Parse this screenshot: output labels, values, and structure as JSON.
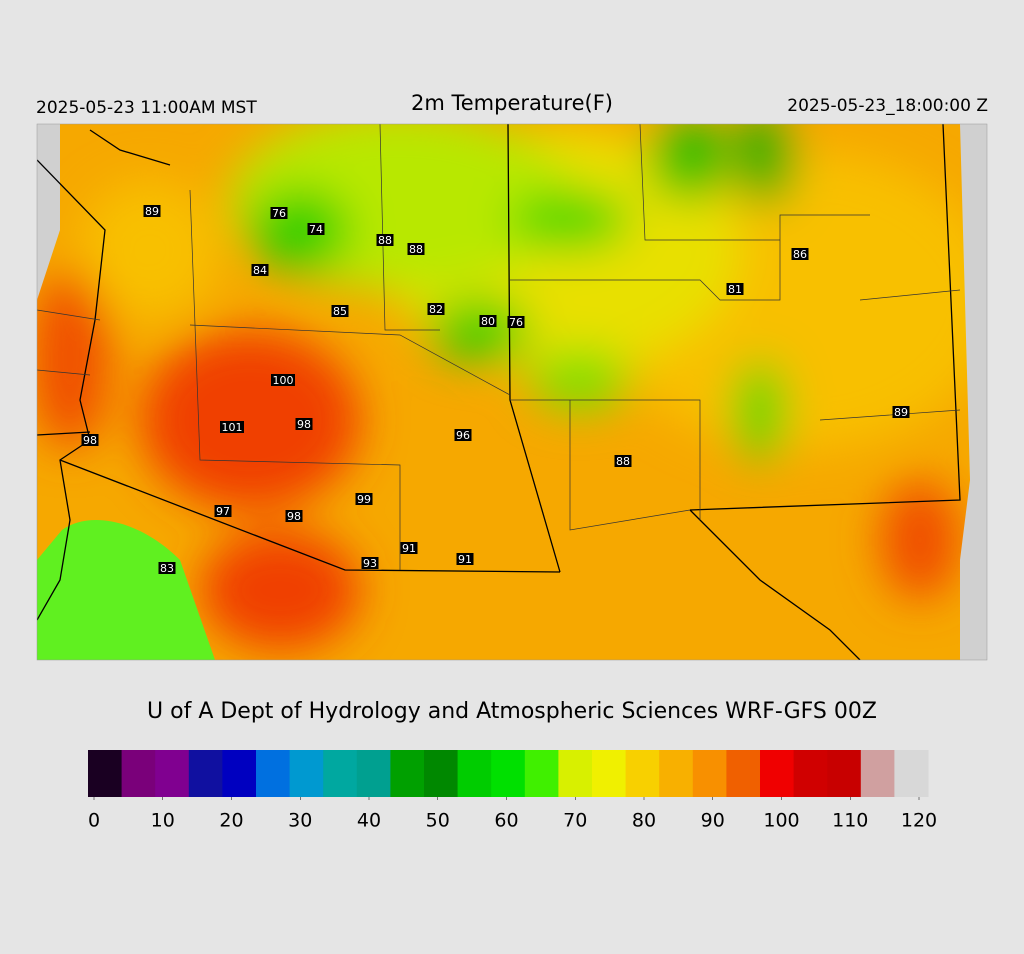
{
  "header": {
    "left": "2025-05-23 11:00AM MST",
    "title": "2m Temperature(F)",
    "right": "2025-05-23_18:00:00 Z"
  },
  "map": {
    "station_values": [
      89,
      76,
      74,
      88,
      88,
      84,
      86,
      81,
      85,
      82,
      80,
      76,
      100,
      101,
      98,
      96,
      98,
      88,
      89,
      99,
      97,
      98,
      91,
      91,
      93,
      83
    ]
  },
  "footer": {
    "credit": "U of A Dept of Hydrology and Atmospheric Sciences WRF-GFS 00Z"
  },
  "colorbar": {
    "ticks": [
      0,
      10,
      20,
      30,
      40,
      50,
      60,
      70,
      80,
      90,
      100,
      110,
      120
    ],
    "colors": [
      "#1a0022",
      "#7a007a",
      "#800090",
      "#1010a0",
      "#0000c0",
      "#0070e0",
      "#0099d0",
      "#00a8a0",
      "#00a090",
      "#00a000",
      "#008800",
      "#00cc00",
      "#00e000",
      "#40f000",
      "#d8f000",
      "#f0f000",
      "#f8d000",
      "#f8b000",
      "#f89000",
      "#f06000",
      "#f00000",
      "#d00000",
      "#c80000",
      "#d0a0a0",
      "#d8d8d8"
    ]
  }
}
● ● ● ●
### [What is asked]
Leave out the pictures and output the rest of the material exactly as written.

### [Solution to this exercise]
Parse this screenshot: output labels, values, and structure as JSON.
{
  "header": {
    "left": "2025-05-23 11:00AM MST",
    "title": "2m Temperature(F)",
    "right": "2025-05-23_18:00:00 Z"
  },
  "map": {
    "station_values": [
      89,
      76,
      74,
      88,
      88,
      84,
      86,
      81,
      85,
      82,
      80,
      76,
      100,
      101,
      98,
      96,
      98,
      88,
      89,
      99,
      97,
      98,
      91,
      91,
      93,
      83
    ]
  },
  "footer": {
    "credit": "U of A Dept of Hydrology and Atmospheric Sciences WRF-GFS 00Z"
  },
  "colorbar": {
    "ticks": [
      0,
      10,
      20,
      30,
      40,
      50,
      60,
      70,
      80,
      90,
      100,
      110,
      120
    ],
    "colors": [
      "#1a0022",
      "#7a007a",
      "#800090",
      "#1010a0",
      "#0000c0",
      "#0070e0",
      "#0099d0",
      "#00a8a0",
      "#00a090",
      "#00a000",
      "#008800",
      "#00cc00",
      "#00e000",
      "#40f000",
      "#d8f000",
      "#f0f000",
      "#f8d000",
      "#f8b000",
      "#f89000",
      "#f06000",
      "#f00000",
      "#d00000",
      "#c80000",
      "#d0a0a0",
      "#d8d8d8"
    ]
  }
}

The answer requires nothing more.